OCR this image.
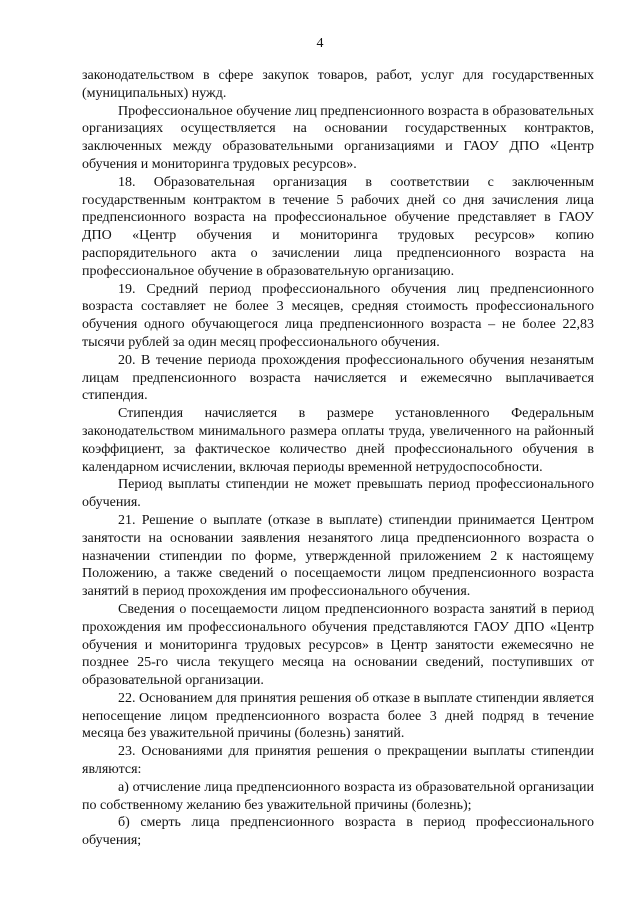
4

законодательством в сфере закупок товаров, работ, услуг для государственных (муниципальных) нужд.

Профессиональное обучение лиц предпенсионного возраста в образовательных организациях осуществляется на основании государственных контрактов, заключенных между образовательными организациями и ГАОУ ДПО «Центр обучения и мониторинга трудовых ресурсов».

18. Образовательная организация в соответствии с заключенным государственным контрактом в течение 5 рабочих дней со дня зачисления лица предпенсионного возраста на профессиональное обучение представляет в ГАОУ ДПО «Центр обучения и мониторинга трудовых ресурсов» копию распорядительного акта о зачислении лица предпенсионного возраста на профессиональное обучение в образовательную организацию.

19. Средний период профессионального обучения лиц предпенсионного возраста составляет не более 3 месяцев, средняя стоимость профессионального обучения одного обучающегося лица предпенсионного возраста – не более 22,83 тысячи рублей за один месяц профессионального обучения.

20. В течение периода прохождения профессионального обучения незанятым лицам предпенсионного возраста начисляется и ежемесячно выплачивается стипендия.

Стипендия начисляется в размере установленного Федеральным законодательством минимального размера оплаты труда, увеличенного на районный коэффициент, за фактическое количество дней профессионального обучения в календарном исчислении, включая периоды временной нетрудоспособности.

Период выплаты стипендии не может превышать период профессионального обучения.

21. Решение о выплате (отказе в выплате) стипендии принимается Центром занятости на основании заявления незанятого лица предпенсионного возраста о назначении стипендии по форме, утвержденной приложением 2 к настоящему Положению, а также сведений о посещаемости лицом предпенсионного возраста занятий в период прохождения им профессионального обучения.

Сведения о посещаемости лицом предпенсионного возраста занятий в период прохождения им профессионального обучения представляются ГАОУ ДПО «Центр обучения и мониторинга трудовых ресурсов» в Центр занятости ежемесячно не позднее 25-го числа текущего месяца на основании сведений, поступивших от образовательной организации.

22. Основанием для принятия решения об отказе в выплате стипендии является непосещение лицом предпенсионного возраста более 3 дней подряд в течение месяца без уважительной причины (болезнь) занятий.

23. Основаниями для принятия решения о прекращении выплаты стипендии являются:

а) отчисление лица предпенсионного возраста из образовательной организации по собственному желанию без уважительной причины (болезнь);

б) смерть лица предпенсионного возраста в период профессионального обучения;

■ Your instructions: Quote every line of the records above exactly; no picture is to be copied.

■ Worked solution:
OCR this image.
4

законодательством в сфере закупок товаров, работ, услуг для государственных (муниципальных) нужд.

Профессиональное обучение лиц предпенсионного возраста в образовательных организациях осуществляется на основании государственных контрактов, заключенных между образовательными организациями и ГАОУ ДПО «Центр обучения и мониторинга трудовых ресурсов».

18. Образовательная организация в соответствии с заключенным государственным контрактом в течение 5 рабочих дней со дня зачисления лица предпенсионного возраста на профессиональное обучение представляет в ГАОУ ДПО «Центр обучения и мониторинга трудовых ресурсов» копию распорядительного акта о зачислении лица предпенсионного возраста на профессиональное обучение в образовательную организацию.

19. Средний период профессионального обучения лиц предпенсионного возраста составляет не более 3 месяцев, средняя стоимость профессионального обучения одного обучающегося лица предпенсионного возраста – не более 22,83 тысячи рублей за один месяц профессионального обучения.

20. В течение периода прохождения профессионального обучения незанятым лицам предпенсионного возраста начисляется и ежемесячно выплачивается стипендия.

Стипендия начисляется в размере установленного Федеральным законодательством минимального размера оплаты труда, увеличенного на районный коэффициент, за фактическое количество дней профессионального обучения в календарном исчислении, включая периоды временной нетрудоспособности.

Период выплаты стипендии не может превышать период профессионального обучения.

21. Решение о выплате (отказе в выплате) стипендии принимается Центром занятости на основании заявления незанятого лица предпенсионного возраста о назначении стипендии по форме, утвержденной приложением 2 к настоящему Положению, а также сведений о посещаемости лицом предпенсионного возраста занятий в период прохождения им профессионального обучения.

Сведения о посещаемости лицом предпенсионного возраста занятий в период прохождения им профессионального обучения представляются ГАОУ ДПО «Центр обучения и мониторинга трудовых ресурсов» в Центр занятости ежемесячно не позднее 25-го числа текущего месяца на основании сведений, поступивших от образовательной организации.

22. Основанием для принятия решения об отказе в выплате стипендии является непосещение лицом предпенсионного возраста более 3 дней подряд в течение месяца без уважительной причины (болезнь) занятий.

23. Основаниями для принятия решения о прекращении выплаты стипендии являются:

а) отчисление лица предпенсионного возраста из образовательной организации по собственному желанию без уважительной причины (болезнь);

б) смерть лица предпенсионного возраста в период профессионального обучения;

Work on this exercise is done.